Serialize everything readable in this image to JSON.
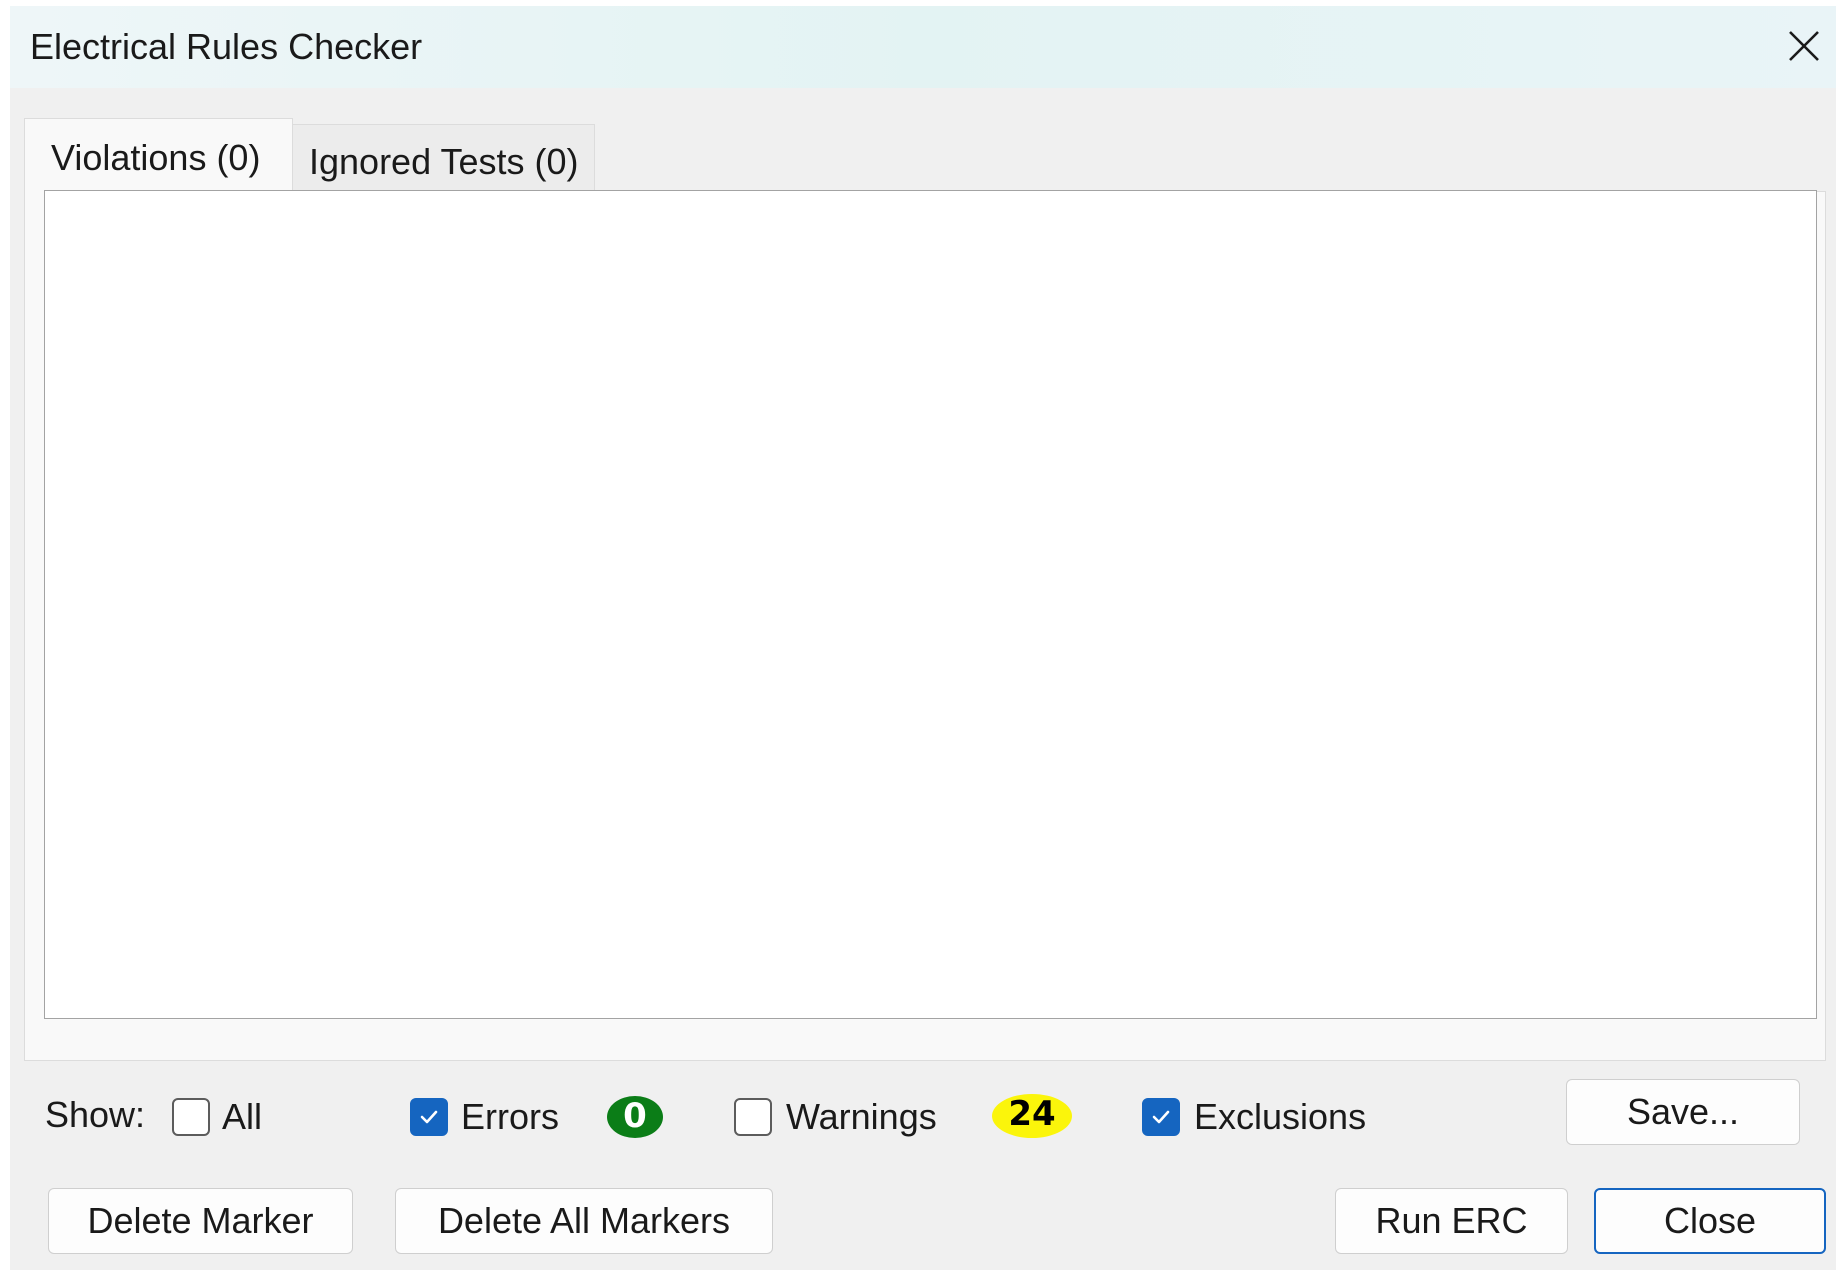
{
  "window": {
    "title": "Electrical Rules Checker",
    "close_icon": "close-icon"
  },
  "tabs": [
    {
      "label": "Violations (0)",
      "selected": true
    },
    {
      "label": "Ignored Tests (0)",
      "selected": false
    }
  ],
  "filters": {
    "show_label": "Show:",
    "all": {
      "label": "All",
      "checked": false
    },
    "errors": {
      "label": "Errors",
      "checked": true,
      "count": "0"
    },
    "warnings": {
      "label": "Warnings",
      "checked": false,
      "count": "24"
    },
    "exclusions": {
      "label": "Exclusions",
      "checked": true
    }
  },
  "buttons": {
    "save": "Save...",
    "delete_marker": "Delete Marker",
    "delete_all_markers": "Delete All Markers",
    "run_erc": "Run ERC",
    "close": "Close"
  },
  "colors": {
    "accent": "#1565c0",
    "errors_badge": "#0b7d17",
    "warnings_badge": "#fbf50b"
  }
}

_ _ _

## Task details
Each entry gets copied exactly; the pictures stay out.

## Result for this exercise
Serialize everything readable in this image to JSON.
{
  "window": {
    "title": "Electrical Rules Checker",
    "close_icon": "close-icon"
  },
  "tabs": [
    {
      "label": "Violations (0)",
      "selected": true
    },
    {
      "label": "Ignored Tests (0)",
      "selected": false
    }
  ],
  "filters": {
    "show_label": "Show:",
    "all": {
      "label": "All",
      "checked": false
    },
    "errors": {
      "label": "Errors",
      "checked": true,
      "count": "0"
    },
    "warnings": {
      "label": "Warnings",
      "checked": false,
      "count": "24"
    },
    "exclusions": {
      "label": "Exclusions",
      "checked": true
    }
  },
  "buttons": {
    "save": "Save...",
    "delete_marker": "Delete Marker",
    "delete_all_markers": "Delete All Markers",
    "run_erc": "Run ERC",
    "close": "Close"
  },
  "colors": {
    "accent": "#1565c0",
    "errors_badge": "#0b7d17",
    "warnings_badge": "#fbf50b"
  }
}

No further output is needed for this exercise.